---- MATERIAL FOR THIS TASK

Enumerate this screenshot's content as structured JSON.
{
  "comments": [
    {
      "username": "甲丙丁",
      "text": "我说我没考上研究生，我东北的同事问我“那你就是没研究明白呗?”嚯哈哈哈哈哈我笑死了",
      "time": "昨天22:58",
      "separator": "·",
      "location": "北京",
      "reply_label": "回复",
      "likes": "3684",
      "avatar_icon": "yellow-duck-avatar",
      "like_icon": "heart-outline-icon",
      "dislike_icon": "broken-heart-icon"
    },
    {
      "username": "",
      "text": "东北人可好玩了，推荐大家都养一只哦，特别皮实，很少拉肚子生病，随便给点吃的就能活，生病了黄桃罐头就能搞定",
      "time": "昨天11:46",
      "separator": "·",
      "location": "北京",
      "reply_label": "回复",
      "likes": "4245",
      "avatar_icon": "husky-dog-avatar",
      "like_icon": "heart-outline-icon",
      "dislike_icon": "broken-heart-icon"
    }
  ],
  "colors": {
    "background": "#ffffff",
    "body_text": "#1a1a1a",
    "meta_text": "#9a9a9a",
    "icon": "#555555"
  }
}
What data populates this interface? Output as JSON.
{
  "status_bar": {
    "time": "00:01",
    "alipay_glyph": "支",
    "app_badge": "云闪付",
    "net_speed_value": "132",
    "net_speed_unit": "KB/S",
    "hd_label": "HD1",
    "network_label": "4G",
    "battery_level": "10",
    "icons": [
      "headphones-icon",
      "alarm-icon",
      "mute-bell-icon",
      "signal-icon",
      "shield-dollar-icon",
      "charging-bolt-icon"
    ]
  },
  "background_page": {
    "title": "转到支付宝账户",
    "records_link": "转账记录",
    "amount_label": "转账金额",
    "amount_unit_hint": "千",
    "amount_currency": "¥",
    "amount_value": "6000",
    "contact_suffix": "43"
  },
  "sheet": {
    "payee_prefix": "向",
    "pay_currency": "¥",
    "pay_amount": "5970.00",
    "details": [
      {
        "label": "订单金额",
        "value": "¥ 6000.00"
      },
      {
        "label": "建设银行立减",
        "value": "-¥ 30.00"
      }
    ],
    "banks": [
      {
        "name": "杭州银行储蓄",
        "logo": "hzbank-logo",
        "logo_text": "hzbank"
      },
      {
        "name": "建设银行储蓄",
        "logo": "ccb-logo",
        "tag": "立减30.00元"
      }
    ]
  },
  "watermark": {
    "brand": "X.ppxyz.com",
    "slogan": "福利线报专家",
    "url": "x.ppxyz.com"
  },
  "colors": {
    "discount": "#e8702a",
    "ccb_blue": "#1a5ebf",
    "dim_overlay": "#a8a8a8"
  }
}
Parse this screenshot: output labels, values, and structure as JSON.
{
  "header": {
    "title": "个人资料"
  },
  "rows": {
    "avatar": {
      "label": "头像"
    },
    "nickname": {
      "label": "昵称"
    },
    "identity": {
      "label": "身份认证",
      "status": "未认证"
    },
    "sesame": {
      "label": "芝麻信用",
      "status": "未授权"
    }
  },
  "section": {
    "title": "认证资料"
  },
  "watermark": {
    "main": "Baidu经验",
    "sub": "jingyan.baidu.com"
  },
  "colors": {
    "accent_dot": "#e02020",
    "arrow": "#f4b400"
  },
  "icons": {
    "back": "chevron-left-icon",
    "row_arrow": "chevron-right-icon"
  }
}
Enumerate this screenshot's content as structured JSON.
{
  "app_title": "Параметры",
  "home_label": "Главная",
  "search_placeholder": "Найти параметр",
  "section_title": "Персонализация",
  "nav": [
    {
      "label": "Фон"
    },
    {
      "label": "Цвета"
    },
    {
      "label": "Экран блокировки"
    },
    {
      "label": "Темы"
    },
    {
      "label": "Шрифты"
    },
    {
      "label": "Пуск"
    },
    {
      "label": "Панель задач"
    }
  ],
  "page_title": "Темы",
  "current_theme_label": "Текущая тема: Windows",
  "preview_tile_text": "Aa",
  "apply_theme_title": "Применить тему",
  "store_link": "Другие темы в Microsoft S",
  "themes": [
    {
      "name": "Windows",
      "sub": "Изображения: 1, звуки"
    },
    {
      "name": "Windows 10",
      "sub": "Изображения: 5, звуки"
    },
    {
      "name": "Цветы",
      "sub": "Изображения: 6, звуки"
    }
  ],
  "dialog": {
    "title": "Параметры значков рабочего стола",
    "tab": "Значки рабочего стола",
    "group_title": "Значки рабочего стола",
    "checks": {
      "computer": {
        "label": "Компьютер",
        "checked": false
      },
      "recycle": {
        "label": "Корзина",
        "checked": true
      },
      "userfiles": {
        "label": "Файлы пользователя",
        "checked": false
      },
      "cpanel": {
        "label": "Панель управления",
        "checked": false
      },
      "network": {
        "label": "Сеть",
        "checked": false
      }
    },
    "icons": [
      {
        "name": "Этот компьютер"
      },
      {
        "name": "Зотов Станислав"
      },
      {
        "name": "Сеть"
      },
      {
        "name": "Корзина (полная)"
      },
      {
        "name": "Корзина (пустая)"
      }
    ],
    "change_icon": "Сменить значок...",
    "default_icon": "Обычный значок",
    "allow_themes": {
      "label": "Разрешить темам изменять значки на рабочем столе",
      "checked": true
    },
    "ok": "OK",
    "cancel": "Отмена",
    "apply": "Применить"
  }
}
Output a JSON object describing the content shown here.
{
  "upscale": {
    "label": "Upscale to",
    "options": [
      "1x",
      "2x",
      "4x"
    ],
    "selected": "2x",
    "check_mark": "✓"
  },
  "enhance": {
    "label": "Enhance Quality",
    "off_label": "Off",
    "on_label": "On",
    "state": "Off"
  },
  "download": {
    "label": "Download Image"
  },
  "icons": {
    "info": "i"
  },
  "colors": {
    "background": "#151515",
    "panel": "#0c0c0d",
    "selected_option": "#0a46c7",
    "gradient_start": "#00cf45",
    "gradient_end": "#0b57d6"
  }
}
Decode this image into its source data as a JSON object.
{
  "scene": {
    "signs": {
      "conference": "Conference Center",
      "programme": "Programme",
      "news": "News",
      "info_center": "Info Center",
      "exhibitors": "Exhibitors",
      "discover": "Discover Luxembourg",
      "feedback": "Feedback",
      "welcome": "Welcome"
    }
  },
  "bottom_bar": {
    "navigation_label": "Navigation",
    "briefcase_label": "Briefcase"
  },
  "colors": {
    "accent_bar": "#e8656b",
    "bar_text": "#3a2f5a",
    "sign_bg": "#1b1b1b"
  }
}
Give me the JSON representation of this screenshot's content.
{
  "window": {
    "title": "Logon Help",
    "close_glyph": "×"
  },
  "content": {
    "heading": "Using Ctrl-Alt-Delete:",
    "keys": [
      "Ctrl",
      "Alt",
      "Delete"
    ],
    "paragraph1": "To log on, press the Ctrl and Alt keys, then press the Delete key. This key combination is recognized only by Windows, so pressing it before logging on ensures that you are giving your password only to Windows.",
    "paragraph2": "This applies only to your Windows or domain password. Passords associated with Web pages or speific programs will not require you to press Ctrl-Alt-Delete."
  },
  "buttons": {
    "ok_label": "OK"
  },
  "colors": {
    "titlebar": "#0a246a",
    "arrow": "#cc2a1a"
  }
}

--------

• _PROBLEM TO WORK ON_
Reply with one number only: how many lines of the listing hold "Center"?

• _ANSWER TO THE TASK_
2